» **YOUR TASK**
Identify each line below that contains the word "image", and copy it out.
==================================================
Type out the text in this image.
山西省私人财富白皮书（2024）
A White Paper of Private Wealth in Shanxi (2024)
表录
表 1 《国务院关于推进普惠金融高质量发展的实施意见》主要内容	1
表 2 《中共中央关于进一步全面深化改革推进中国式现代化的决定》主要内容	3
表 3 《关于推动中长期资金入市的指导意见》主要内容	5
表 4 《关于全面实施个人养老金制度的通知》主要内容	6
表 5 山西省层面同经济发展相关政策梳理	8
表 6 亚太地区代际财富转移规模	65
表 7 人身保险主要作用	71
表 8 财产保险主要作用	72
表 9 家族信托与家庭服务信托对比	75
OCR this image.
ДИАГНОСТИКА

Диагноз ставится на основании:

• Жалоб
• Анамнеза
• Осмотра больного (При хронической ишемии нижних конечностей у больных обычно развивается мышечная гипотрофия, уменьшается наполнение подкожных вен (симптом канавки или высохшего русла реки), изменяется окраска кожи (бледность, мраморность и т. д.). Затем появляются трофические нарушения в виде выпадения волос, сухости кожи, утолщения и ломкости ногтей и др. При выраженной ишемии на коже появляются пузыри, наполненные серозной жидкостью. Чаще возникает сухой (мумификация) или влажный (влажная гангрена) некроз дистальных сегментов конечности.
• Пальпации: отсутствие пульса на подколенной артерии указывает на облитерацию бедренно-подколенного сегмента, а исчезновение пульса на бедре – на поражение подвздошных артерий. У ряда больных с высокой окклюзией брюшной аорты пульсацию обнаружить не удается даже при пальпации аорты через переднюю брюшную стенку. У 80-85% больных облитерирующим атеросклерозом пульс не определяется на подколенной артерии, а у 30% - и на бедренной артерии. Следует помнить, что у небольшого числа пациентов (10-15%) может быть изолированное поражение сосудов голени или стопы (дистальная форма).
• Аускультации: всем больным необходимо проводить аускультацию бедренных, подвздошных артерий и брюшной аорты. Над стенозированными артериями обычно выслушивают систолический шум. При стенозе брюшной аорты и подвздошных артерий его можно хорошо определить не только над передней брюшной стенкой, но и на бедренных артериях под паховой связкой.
==================================================
» **RESULT BELOW**
Type out the text in this image.
OCR this image.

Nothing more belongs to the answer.